Quoted passage:
We next measured the expression levels of the key enzymes driving the commitment of pyruvate to the TCA cycle (Figure 3A). The ultimate destination of pyruvate to mitochondrial utilization is controlled by pyruvate dehydrogenase (PDH), whose activity is in turn regulated by PDH kinase (PDHK), which phosphorylates PDH, thus inactivating its function [20]. Interestingly, while equal levels of total PDH were found by WB in the two subsets (Figure 3B), the levels of PDHK1 and of the inactive form of PDH (phospho-PDH) were significantly lower in CD44+CD117+ cells (Figure 3B). These data strongly suggest that pyruvate fuelling into the TCA cycle is privileged in CD44+CD117+ cells. Consistent with these findings, immunofluorescence analysis of ex vivo isolated EOC cells revealed significantly higher expression of the lactate transporter MCT4 in CD44+CD117- cells, compared to the CD44+CD117+ population (Figure 3C). This observation was confirmed by WB, which showed significantly lower levels of MCT4 in the CSC (Figure 3D). Altogether, these data suggest that pyruvate is preferentially conveyed to the TCA cycle in CD44+CD117+ cells, while the higher MCT4 expression found in the CD44+CD117- population is consistent with a more pronounced lactate flux and Warburg-like phenotype of this latter subset.

Actions to take:
**1.** List every figure panel cited in the passage on pyruvate metabolism, giving each one only once.
**2.** According to the passage on pyruvate metabolism, what does PDH kinase do to PDH?
**3.** Translate this sentence from the passage on pyruvate metabolism into Spanish: "This observation was confirmed by WB, which showed significantly lower levels of MCT4 in the CSC (Figure 3D)."
The data that follows has no connection to the passage on pyruvate metabolism.

Supplied material:
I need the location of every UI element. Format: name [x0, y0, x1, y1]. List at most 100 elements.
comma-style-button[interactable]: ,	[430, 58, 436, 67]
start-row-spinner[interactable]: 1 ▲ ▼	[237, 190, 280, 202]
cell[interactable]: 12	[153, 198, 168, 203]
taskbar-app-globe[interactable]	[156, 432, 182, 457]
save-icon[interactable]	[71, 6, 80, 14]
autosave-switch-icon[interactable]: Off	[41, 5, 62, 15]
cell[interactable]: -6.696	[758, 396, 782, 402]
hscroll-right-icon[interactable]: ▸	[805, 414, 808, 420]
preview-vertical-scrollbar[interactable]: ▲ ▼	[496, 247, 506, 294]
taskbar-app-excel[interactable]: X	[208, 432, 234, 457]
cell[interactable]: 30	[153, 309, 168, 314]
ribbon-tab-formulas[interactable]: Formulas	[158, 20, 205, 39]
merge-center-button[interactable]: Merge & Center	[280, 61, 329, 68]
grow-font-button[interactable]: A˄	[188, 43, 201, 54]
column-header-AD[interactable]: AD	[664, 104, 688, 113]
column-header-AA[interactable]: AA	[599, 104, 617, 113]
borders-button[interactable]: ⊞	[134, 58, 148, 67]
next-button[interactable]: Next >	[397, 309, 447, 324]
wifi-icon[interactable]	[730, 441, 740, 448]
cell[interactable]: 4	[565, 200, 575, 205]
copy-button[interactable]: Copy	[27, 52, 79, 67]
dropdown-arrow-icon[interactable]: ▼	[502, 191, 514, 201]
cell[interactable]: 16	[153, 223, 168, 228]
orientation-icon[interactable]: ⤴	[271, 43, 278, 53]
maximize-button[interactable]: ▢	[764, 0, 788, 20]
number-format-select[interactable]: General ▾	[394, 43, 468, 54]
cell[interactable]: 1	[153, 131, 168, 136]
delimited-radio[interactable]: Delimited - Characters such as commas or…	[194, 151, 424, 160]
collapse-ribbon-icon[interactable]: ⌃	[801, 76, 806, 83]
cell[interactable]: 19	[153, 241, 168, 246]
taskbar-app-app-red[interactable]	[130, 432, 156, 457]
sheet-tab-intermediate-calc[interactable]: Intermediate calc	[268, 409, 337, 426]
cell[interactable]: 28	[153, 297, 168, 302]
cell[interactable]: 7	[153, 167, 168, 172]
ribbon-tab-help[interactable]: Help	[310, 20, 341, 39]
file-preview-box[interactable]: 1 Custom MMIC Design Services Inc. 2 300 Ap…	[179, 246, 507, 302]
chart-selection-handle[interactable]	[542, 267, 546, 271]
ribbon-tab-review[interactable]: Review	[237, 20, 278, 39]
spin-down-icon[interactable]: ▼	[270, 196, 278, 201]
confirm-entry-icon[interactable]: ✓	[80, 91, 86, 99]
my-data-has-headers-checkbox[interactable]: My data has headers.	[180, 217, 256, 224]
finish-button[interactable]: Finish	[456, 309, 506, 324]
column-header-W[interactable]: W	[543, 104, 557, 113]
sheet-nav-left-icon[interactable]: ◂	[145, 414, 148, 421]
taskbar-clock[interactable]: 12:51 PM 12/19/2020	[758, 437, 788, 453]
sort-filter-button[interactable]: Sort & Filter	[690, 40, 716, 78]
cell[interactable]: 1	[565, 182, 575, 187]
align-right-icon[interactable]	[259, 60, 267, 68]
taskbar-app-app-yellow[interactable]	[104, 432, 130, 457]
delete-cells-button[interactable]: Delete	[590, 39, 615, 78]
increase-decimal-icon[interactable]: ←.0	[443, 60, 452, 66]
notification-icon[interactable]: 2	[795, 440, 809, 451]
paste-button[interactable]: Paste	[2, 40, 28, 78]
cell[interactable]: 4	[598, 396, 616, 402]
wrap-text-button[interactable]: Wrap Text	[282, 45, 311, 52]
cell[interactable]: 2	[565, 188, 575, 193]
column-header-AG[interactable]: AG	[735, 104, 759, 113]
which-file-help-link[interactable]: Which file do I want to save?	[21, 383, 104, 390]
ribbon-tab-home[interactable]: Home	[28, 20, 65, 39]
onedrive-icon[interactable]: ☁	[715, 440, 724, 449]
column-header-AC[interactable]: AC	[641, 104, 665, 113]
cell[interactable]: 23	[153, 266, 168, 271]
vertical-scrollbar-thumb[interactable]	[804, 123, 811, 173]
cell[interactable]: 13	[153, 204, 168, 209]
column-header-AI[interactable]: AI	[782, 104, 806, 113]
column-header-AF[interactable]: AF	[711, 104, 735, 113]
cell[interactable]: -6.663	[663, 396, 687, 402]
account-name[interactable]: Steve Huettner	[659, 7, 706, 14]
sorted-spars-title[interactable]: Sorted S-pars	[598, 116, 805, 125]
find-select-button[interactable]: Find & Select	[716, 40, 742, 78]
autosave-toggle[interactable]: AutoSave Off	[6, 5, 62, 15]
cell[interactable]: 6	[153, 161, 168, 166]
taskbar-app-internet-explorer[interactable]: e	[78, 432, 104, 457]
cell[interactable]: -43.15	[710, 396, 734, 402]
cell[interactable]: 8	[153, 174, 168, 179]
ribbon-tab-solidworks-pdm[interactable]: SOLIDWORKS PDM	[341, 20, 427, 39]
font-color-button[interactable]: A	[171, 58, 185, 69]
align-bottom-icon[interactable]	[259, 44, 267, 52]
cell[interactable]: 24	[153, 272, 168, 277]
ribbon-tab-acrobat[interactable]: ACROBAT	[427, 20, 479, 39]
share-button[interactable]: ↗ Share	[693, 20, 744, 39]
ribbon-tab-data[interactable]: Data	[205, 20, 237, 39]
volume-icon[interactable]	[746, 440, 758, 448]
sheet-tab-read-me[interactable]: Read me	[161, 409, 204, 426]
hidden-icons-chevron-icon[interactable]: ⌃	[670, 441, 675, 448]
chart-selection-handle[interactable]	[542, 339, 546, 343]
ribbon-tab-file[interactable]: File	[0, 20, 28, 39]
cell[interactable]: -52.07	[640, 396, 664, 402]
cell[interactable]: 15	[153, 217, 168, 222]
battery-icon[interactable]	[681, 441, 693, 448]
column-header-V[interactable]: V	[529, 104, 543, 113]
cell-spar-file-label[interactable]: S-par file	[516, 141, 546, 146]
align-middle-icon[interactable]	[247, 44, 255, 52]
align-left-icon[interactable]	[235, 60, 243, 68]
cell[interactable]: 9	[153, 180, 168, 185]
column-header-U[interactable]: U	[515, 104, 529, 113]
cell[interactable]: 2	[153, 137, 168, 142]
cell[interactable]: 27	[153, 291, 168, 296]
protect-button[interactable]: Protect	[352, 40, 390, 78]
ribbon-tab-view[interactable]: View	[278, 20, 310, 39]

Solutions to the exercise:
**1.** Figure 3A, Figure 3B, Figure 3C, Figure 3D

**2.** It phosphorylates PDH, thus inactivating its function.

**3.** Esta observación fue confirmada por WB, que mostró niveles significativamente más bajos de MCT4 en las CSC (Figura 3D).